[START]

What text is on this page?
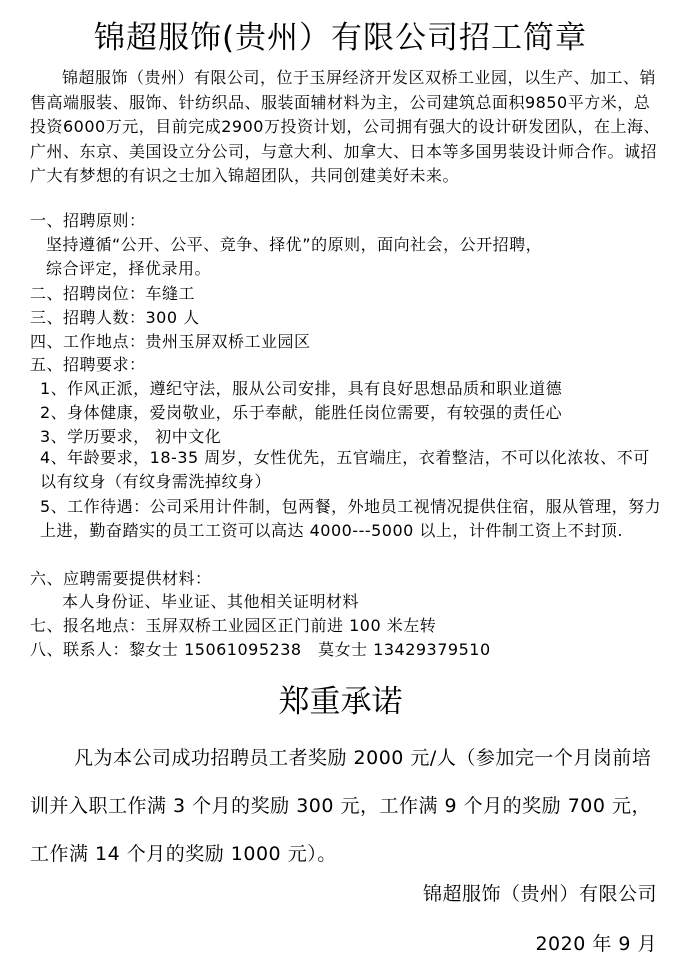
锦超服饰(贵州）有限公司招工简章
锦超服饰（贵州）有限公司，位于玉屏经济开发区双桥工业园，以生产、加工、销售高端服装、服饰、针纺织品、服装面辅材料为主，公司建筑总面积9850平方米，总投资6000万元，目前完成2900万投资计划，公司拥有强大的设计研发团队，在上海、广州、东京、美国设立分公司，与意大利、加拿大、日本等多国男装设计师合作。诚招广大有梦想的有识之士加入锦超团队，共同创建美好未来。
一、招聘原则：
坚持遵循“公开、公平、竞争、择优”的原则，面向社会，公开招聘，
综合评定，择优录用。
二、招聘岗位：车缝工
三、招聘人数：300 人
四、工作地点：贵州玉屏双桥工业园区
五、招聘要求：
1、作风正派，遵纪守法，服从公司安排，具有良好思想品质和职业道德
2、身体健康，爱岗敬业，乐于奉献，能胜任岗位需要，有较强的责任心
3、学历要求， 初中文化
4、年龄要求，18-35 周岁，女性优先，五官端庄，衣着整洁，不可以化浓妆、不可以有纹身（有纹身需洗掉纹身）
5、工作待遇：公司采用计件制，包两餐，外地员工视情况提供住宿，服从管理，努力上进，勤奋踏实的员工工资可以高达 4000---5000 以上，计件制工资上不封顶.
六、应聘需要提供材料：
本人身份证、毕业证、其他相关证明材料
七、报名地点：玉屏双桥工业园区正门前进 100 米左转
八、联系人：黎女士 15061095238　莫女士 13429379510
郑重承诺
凡为本公司成功招聘员工者奖励 2000 元/人（参加完一个月岗前培训并入职工作满 3 个月的奖励 300 元，工作满 9 个月的奖励 700 元，工作满 14 个月的奖励 1000 元）。
锦超服饰（贵州）有限公司
2020 年 9 月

[END]

Repeat all the data as it stands, dropping any images it holds.

Response for this exercise |
What text is on this page?
锦超服饰(贵州）有限公司招工简章
锦超服饰（贵州）有限公司，位于玉屏经济开发区双桥工业园，以生产、加工、销售高端服装、服饰、针纺织品、服装面辅材料为主，公司建筑总面积9850平方米，总投资6000万元，目前完成2900万投资计划，公司拥有强大的设计研发团队，在上海、广州、东京、美国设立分公司，与意大利、加拿大、日本等多国男装设计师合作。诚招广大有梦想的有识之士加入锦超团队，共同创建美好未来。
一、招聘原则：
坚持遵循“公开、公平、竞争、择优”的原则，面向社会，公开招聘，
综合评定，择优录用。
二、招聘岗位：车缝工
三、招聘人数：300 人
四、工作地点：贵州玉屏双桥工业园区
五、招聘要求：
1、作风正派，遵纪守法，服从公司安排，具有良好思想品质和职业道德
2、身体健康，爱岗敬业，乐于奉献，能胜任岗位需要，有较强的责任心
3、学历要求， 初中文化
4、年龄要求，18-35 周岁，女性优先，五官端庄，衣着整洁，不可以化浓妆、不可以有纹身（有纹身需洗掉纹身）
5、工作待遇：公司采用计件制，包两餐，外地员工视情况提供住宿，服从管理，努力上进，勤奋踏实的员工工资可以高达 4000---5000 以上，计件制工资上不封顶.
六、应聘需要提供材料：
本人身份证、毕业证、其他相关证明材料
七、报名地点：玉屏双桥工业园区正门前进 100 米左转
八、联系人：黎女士 15061095238　莫女士 13429379510
郑重承诺
凡为本公司成功招聘员工者奖励 2000 元/人（参加完一个月岗前培训并入职工作满 3 个月的奖励 300 元，工作满 9 个月的奖励 700 元，工作满 14 个月的奖励 1000 元）。
锦超服饰（贵州）有限公司
2020 年 9 月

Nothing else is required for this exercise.